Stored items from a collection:
****************************************

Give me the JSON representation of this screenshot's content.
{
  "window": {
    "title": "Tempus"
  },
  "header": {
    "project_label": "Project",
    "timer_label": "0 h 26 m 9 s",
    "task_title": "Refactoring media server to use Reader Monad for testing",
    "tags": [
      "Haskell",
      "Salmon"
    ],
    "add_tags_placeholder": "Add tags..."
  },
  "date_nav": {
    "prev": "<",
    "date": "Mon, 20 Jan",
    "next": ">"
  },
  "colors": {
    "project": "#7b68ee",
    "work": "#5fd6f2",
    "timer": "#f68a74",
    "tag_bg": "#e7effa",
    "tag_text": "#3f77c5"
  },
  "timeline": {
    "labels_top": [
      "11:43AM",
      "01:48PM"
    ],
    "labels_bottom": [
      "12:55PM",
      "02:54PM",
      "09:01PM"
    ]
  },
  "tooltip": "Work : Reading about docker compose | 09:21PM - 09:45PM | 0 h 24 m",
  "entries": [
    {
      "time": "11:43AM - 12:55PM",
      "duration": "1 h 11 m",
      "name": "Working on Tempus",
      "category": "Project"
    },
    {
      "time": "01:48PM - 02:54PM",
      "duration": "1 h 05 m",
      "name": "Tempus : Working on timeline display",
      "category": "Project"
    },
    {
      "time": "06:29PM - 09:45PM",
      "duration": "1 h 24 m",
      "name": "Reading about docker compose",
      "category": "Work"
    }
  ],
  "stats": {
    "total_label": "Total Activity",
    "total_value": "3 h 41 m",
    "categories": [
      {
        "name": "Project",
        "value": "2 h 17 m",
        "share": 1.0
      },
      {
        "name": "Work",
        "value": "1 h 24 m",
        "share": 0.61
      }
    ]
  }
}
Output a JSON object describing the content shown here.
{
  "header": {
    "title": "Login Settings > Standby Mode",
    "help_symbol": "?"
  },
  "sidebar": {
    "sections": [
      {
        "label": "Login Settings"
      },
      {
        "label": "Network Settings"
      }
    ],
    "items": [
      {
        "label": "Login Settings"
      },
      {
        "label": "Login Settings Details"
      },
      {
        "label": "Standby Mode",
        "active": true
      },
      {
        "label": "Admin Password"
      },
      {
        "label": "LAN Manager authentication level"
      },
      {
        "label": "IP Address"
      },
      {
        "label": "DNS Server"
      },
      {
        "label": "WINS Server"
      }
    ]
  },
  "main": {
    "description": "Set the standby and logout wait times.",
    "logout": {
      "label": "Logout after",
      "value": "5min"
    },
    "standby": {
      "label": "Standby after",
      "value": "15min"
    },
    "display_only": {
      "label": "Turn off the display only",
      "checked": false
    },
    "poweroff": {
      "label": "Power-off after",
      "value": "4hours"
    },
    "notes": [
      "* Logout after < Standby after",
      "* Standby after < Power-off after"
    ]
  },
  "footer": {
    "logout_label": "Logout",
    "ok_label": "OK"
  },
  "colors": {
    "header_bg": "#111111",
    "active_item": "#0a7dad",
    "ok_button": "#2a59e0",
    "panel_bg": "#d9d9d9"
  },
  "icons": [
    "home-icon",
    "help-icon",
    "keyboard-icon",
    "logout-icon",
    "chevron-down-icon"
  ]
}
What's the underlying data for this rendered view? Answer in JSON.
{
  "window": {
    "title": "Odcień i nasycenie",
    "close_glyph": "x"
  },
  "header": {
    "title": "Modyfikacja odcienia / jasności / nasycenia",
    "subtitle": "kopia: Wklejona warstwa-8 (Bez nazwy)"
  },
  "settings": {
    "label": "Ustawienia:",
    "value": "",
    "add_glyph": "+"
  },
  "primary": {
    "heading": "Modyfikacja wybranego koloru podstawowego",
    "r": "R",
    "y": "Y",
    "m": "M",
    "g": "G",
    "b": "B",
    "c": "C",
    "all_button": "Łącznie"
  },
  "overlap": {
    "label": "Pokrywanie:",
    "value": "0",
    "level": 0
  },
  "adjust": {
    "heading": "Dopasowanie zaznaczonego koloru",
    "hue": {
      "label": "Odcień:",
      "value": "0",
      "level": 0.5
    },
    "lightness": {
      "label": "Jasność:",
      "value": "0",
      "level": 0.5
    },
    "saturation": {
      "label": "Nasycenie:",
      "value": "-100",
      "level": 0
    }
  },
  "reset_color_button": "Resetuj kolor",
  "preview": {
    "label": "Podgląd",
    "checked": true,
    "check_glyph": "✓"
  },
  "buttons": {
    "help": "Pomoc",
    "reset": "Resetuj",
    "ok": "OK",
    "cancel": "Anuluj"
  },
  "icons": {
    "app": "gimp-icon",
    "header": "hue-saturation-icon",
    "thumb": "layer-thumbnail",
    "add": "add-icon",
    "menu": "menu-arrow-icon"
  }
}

****************************************

Brief: Pull out every line in the material above where "Modyfikacja" occurs.

Task solution:
    "title": "Modyfikacja odcienia / jasności / nasycenia",
    "heading": "Modyfikacja wybranego koloru podstawowego",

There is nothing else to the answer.